### What the task requires
Copy every line of the entries that includes the word "AtmoRep".

### Supplied data
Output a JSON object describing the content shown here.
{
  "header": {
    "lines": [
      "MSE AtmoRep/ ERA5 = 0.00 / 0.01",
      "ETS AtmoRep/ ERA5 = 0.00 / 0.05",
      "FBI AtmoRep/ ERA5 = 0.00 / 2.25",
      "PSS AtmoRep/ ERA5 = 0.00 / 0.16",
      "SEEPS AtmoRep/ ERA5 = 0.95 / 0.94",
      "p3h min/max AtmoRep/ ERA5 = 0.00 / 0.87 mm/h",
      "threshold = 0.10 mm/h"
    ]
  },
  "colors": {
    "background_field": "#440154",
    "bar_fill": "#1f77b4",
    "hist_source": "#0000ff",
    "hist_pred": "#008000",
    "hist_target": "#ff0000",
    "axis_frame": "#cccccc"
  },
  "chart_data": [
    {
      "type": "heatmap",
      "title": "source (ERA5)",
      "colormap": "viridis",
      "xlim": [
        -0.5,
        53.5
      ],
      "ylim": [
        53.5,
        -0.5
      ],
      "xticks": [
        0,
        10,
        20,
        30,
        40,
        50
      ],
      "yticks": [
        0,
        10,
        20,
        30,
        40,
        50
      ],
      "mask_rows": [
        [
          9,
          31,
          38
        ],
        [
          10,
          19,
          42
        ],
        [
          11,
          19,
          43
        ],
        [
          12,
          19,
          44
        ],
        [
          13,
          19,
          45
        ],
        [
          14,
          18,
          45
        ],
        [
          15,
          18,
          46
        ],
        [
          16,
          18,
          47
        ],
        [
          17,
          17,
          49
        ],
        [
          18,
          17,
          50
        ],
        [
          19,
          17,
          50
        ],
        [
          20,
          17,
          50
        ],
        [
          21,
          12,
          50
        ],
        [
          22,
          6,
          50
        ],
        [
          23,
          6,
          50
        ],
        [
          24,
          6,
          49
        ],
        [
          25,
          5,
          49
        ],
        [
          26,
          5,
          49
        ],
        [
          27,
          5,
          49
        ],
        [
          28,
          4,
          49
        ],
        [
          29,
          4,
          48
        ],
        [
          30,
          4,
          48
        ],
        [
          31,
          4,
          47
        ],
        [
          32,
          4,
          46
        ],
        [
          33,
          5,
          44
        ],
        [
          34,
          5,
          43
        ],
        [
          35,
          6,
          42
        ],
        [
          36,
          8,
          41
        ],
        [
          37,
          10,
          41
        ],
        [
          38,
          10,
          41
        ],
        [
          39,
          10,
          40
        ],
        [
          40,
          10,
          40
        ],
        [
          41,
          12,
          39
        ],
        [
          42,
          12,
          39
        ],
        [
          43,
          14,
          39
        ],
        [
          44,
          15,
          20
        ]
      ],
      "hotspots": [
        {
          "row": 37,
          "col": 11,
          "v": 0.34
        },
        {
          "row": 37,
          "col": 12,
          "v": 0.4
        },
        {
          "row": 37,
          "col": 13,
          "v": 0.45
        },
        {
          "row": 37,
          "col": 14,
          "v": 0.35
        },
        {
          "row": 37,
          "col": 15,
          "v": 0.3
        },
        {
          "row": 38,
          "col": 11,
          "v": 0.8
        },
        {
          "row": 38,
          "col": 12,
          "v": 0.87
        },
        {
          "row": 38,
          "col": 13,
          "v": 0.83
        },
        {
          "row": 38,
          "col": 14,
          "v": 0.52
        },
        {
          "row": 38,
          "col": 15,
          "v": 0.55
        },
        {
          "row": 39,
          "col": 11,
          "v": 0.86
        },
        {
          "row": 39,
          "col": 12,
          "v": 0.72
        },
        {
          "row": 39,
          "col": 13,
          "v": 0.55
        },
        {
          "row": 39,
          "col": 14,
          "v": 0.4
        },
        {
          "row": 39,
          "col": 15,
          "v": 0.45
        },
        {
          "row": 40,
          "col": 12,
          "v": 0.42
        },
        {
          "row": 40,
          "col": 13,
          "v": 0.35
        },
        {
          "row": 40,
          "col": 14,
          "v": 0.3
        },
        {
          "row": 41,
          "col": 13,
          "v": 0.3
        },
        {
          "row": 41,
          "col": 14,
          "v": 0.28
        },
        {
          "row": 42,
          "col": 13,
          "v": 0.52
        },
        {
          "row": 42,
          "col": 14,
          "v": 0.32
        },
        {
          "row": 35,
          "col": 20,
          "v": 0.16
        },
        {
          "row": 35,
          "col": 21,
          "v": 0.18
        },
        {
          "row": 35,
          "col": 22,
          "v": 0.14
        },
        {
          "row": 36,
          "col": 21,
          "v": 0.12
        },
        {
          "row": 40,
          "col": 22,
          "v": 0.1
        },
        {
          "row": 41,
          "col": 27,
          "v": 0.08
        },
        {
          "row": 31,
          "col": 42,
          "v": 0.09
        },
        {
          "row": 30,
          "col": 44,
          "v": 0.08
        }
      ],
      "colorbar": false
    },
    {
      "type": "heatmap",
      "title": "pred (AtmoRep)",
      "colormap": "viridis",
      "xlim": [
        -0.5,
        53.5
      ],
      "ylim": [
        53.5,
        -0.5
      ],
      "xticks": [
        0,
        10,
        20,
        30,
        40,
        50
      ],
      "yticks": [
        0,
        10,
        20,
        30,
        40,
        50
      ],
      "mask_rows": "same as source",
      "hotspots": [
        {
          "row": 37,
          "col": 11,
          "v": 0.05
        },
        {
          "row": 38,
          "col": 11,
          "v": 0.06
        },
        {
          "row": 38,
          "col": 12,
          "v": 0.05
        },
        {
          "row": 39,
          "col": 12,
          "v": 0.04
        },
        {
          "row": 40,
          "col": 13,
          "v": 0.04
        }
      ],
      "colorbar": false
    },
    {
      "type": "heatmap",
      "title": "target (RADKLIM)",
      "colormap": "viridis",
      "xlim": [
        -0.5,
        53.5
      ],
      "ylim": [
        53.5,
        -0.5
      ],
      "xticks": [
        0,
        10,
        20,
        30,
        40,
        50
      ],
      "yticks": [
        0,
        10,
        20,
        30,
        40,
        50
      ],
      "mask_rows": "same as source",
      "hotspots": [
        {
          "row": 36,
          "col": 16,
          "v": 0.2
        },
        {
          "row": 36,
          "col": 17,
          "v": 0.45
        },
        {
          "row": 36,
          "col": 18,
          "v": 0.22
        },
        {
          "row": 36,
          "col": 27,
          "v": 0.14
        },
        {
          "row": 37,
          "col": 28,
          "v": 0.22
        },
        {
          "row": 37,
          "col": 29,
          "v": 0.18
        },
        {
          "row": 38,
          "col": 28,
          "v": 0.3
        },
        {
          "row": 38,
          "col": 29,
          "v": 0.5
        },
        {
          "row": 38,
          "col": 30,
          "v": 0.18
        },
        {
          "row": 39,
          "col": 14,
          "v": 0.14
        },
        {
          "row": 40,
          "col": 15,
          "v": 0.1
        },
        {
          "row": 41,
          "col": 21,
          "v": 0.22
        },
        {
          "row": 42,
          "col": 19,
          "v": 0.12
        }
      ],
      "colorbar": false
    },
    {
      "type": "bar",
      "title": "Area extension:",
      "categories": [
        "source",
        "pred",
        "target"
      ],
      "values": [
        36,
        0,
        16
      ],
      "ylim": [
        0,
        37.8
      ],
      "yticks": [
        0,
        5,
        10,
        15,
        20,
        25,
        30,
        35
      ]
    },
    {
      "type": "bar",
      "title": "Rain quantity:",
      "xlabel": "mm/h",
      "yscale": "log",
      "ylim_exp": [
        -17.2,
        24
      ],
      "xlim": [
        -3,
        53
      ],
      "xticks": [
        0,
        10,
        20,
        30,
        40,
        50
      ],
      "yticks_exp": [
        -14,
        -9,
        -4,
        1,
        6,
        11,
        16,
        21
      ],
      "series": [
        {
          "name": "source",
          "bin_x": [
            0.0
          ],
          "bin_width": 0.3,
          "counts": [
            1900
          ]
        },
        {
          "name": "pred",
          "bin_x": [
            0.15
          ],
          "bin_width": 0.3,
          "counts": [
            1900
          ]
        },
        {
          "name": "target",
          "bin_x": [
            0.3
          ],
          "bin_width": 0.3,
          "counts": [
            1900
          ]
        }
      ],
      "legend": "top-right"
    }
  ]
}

### Full solution
      "MSE AtmoRep/ ERA5 = 0.00 / 0.01",
      "ETS AtmoRep/ ERA5 = 0.00 / 0.05",
      "FBI AtmoRep/ ERA5 = 0.00 / 2.25",
      "PSS AtmoRep/ ERA5 = 0.00 / 0.16",
      "SEEPS AtmoRep/ ERA5 = 0.95 / 0.94",
      "p3h min/max AtmoRep/ ERA5 = 0.00 / 0.87 mm/h",
      "title": "pred (AtmoRep)",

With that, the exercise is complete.